**** Material ****

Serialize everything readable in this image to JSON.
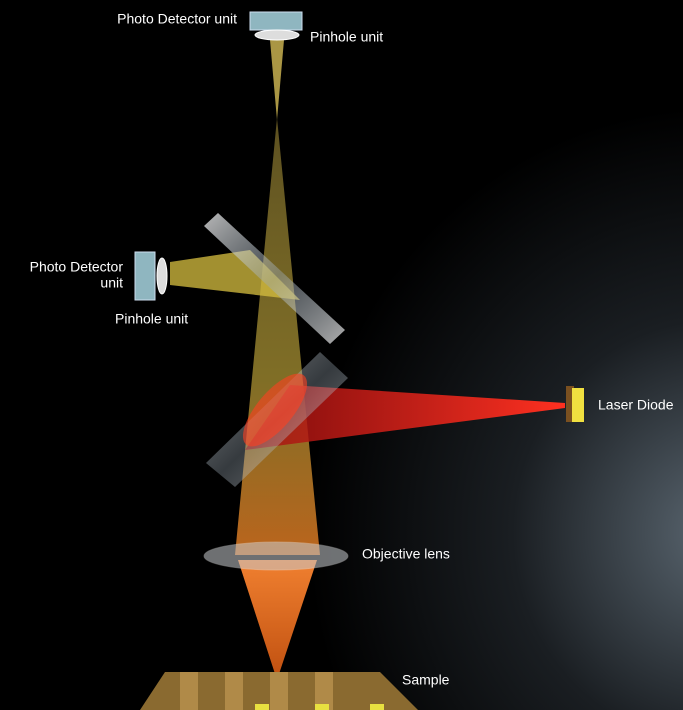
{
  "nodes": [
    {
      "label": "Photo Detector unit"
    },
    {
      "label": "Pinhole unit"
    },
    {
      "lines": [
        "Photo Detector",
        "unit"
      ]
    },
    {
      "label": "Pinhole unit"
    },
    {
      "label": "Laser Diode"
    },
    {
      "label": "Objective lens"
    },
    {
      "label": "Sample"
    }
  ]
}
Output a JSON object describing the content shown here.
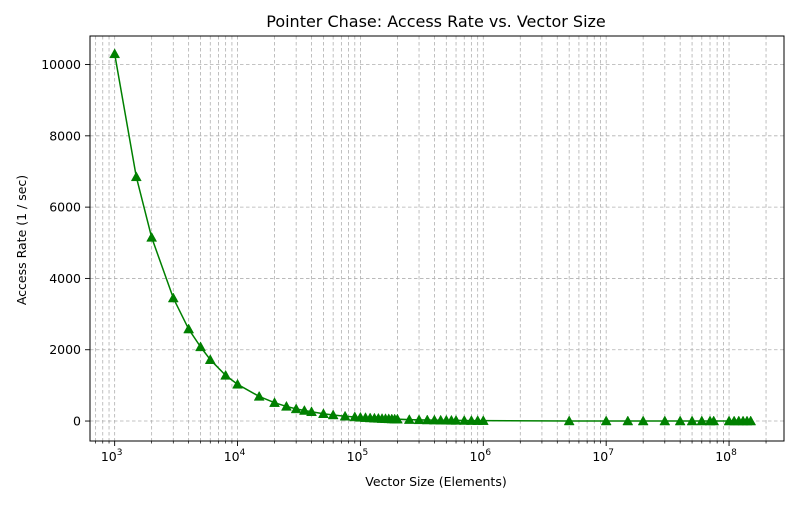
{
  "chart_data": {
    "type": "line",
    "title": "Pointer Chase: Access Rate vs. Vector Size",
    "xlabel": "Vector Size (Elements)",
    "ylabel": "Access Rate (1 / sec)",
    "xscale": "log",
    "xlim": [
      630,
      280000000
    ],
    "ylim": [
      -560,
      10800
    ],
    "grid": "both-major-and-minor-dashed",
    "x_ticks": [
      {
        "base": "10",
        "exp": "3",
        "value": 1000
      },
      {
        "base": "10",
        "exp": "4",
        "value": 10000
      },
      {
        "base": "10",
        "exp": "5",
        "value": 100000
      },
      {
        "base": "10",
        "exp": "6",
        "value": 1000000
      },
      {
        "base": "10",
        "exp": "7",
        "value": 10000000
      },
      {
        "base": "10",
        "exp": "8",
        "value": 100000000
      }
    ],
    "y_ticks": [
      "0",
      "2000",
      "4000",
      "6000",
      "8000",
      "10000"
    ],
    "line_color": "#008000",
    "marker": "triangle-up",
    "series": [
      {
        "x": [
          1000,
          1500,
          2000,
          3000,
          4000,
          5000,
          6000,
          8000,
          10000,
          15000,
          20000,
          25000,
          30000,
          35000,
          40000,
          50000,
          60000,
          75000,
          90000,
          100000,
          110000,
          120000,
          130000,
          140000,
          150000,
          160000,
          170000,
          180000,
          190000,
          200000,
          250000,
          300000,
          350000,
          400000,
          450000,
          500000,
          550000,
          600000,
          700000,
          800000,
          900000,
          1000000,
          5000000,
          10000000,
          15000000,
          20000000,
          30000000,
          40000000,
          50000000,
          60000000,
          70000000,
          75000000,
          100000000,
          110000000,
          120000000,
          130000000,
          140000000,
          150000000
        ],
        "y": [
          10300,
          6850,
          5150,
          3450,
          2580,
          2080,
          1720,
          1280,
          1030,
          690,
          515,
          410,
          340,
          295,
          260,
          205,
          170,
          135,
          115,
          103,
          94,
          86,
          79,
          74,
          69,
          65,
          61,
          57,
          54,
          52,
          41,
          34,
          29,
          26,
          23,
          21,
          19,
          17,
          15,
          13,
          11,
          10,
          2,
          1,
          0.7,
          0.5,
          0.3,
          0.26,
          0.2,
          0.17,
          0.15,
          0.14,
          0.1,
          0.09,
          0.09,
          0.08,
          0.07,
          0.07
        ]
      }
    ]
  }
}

****
**** Material ****

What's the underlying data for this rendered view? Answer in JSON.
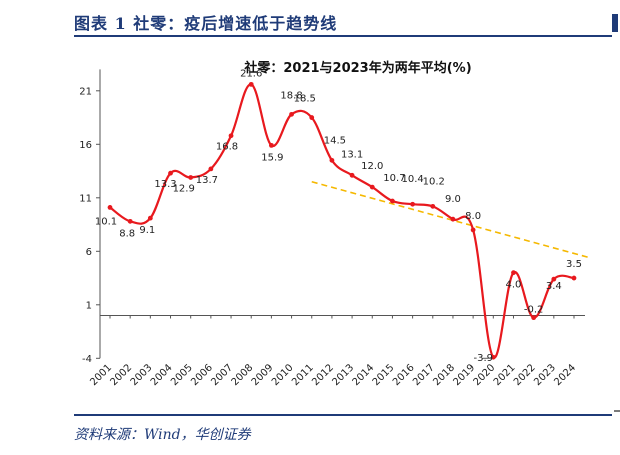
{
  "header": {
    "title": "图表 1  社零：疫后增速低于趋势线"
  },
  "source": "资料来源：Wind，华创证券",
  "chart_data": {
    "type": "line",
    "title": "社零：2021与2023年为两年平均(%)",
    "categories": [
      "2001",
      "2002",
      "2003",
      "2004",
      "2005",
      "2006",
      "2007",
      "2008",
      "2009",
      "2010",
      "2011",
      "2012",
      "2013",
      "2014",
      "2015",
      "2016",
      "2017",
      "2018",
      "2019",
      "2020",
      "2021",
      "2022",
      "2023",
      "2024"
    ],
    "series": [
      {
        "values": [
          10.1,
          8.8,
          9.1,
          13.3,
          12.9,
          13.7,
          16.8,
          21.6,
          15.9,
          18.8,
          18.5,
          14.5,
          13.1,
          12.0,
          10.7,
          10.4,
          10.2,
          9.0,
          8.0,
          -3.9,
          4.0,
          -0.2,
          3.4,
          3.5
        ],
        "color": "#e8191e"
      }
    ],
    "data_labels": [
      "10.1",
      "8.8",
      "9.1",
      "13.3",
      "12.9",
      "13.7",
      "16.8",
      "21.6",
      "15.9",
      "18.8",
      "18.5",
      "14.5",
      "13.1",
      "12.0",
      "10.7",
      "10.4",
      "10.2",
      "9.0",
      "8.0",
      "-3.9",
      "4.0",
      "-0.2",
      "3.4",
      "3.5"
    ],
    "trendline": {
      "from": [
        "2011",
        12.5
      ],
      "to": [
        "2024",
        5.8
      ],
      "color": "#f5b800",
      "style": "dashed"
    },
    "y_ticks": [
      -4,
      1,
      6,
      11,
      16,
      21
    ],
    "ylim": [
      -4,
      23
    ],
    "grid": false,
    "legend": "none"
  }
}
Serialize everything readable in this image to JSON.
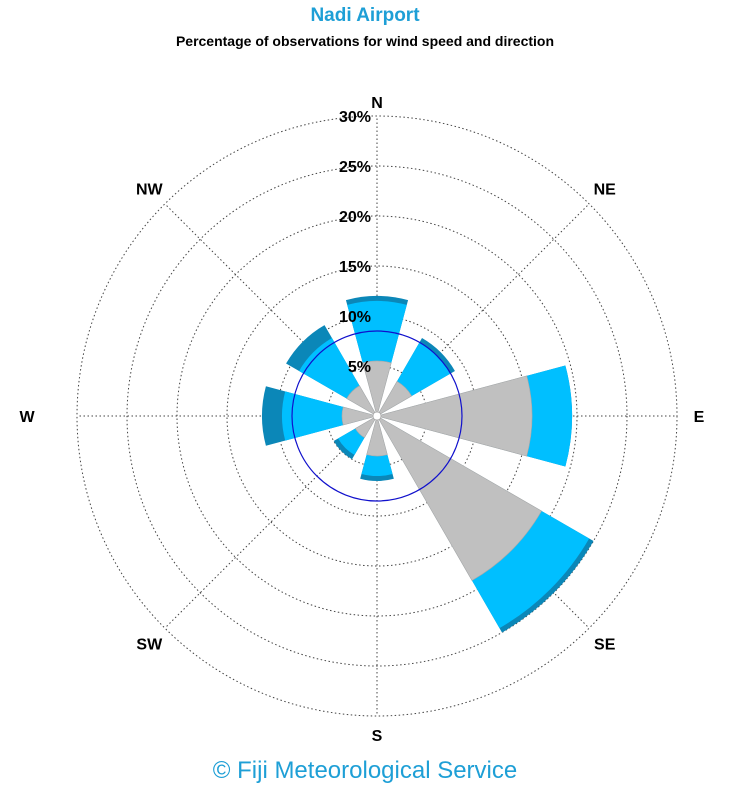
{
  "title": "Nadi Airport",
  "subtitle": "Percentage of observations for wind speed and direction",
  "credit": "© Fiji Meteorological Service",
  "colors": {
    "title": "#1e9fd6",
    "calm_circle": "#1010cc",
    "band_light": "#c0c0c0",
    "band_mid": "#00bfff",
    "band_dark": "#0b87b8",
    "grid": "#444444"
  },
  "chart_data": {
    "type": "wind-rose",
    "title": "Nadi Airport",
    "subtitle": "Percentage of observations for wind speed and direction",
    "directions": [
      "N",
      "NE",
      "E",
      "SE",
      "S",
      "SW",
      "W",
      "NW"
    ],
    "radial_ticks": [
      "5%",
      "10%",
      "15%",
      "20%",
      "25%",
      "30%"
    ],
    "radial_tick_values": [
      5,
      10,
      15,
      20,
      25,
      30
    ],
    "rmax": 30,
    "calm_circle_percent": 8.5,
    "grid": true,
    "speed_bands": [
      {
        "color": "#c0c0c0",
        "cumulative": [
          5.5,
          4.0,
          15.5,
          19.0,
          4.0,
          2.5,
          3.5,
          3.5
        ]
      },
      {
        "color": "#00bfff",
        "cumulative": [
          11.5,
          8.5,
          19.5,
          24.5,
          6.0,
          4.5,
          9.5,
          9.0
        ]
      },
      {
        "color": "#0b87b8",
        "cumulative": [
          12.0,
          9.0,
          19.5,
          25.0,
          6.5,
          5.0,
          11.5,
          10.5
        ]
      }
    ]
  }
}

****
**** Material ****

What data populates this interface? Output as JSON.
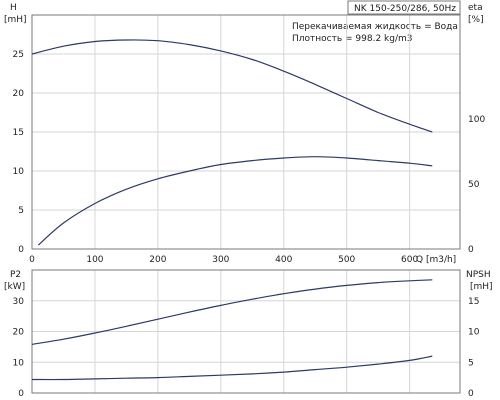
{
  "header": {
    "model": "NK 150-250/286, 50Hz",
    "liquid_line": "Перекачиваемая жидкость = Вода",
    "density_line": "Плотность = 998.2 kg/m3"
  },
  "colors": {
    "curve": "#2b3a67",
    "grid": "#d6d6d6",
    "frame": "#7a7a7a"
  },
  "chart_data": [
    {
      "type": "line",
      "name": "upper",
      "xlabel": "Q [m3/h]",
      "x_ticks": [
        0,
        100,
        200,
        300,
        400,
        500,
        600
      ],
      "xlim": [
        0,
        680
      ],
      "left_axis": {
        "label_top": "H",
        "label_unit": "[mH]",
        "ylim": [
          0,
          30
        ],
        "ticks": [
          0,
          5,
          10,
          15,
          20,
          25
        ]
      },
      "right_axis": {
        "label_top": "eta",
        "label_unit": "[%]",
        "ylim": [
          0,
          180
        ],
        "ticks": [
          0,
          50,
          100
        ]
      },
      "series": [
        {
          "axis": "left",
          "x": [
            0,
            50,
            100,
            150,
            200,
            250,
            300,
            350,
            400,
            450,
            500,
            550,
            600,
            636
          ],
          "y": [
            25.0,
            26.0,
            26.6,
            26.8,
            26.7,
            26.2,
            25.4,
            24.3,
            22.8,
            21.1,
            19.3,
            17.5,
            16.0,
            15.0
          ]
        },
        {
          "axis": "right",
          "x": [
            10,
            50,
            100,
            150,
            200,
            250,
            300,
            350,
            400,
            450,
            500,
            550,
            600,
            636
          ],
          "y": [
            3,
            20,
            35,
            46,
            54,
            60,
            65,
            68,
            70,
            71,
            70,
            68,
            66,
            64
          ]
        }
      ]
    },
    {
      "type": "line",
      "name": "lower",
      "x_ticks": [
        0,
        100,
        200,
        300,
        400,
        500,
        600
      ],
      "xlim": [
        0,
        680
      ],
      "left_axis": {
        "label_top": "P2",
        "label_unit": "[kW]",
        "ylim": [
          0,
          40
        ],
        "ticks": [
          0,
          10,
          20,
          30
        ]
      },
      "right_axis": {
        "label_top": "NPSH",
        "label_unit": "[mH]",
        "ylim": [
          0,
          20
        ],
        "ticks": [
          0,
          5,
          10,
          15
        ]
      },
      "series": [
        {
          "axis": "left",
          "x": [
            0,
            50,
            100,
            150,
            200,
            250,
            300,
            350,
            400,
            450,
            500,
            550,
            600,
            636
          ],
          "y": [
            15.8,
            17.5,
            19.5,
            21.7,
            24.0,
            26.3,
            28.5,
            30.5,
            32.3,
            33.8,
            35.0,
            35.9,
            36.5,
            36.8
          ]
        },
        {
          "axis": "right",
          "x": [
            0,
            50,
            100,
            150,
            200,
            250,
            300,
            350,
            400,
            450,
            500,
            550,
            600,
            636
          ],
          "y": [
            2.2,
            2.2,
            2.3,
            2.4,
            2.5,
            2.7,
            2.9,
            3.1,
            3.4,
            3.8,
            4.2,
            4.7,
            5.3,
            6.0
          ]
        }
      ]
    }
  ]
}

****

> _Exercise brief_:
Check each line of the records above for "Nadi", and copy those that have it.

> _Task response_:
  "title": "Nadi Airport",
    "title": "Nadi Airport",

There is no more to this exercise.